• What you are asked to do:
Comb the records below for the string "предложений" and copy each line where it turns up.
====
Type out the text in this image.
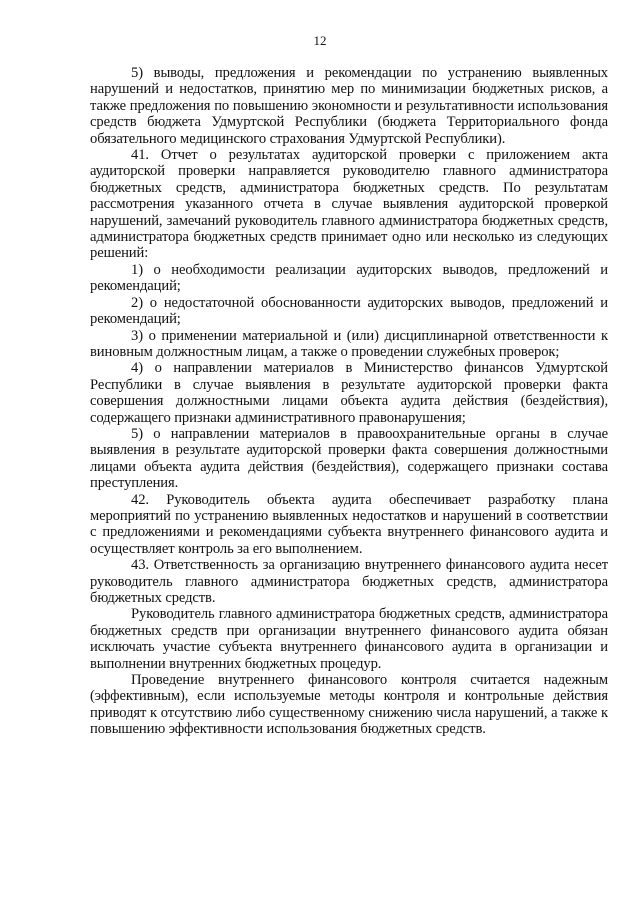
12

5) выводы, предложения и рекомендации по устранению выявленных нарушений и недостатков, принятию мер по минимизации бюджетных рисков, а также предложения по повышению экономности и результативности использования средств бюджета Удмуртской Республики (бюджета Территориального фонда обязательного медицинского страхования Удмуртской Республики).

41. Отчет о результатах аудиторской проверки с приложением акта аудиторской проверки направляется руководителю главного администратора бюджетных средств, администратора бюджетных средств. По результатам рассмотрения указанного отчета в случае выявления аудиторской проверкой нарушений, замечаний руководитель главного администратора бюджетных средств, администратора бюджетных средств принимает одно или несколько из следующих решений:

1) о необходимости реализации аудиторских выводов, предложений и рекомендаций;

2) о недостаточной обоснованности аудиторских выводов, предложений и рекомендаций;

3) о применении материальной и (или) дисциплинарной ответственности к виновным должностным лицам, а также о проведении служебных проверок;

4) о направлении материалов в Министерство финансов Удмуртской Республики в случае выявления в результате аудиторской проверки факта совершения должностными лицами объекта аудита действия (бездействия), содержащего признаки административного правонарушения;

5) о направлении материалов в правоохранительные органы в случае выявления в результате аудиторской проверки факта совершения должностными лицами объекта аудита действия (бездействия), содержащего признаки состава преступления.

42. Руководитель объекта аудита обеспечивает разработку плана мероприятий по устранению выявленных недостатков и нарушений в соответствии с предложениями и рекомендациями субъекта внутреннего финансового аудита и осуществляет контроль за его выполнением.

43. Ответственность за организацию внутреннего финансового аудита несет руководитель главного администратора бюджетных средств, администратора бюджетных средств.

Руководитель главного администратора бюджетных средств, администратора бюджетных средств при организации внутреннего финансового аудита обязан исключать участие субъекта внутреннего финансового аудита в организации и выполнении внутренних бюджетных процедур.

Проведение внутреннего финансового контроля считается надежным (эффективным), если используемые методы контроля и контрольные действия приводят к отсутствию либо существенному снижению числа нарушений, а также к повышению эффективности использования бюджетных средств.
====
• Task response:
1) о необходимости реализации аудиторских выводов, предложений и рекомендаций;
2) о недостаточной обоснованности аудиторских выводов, предложений и рекомендаций;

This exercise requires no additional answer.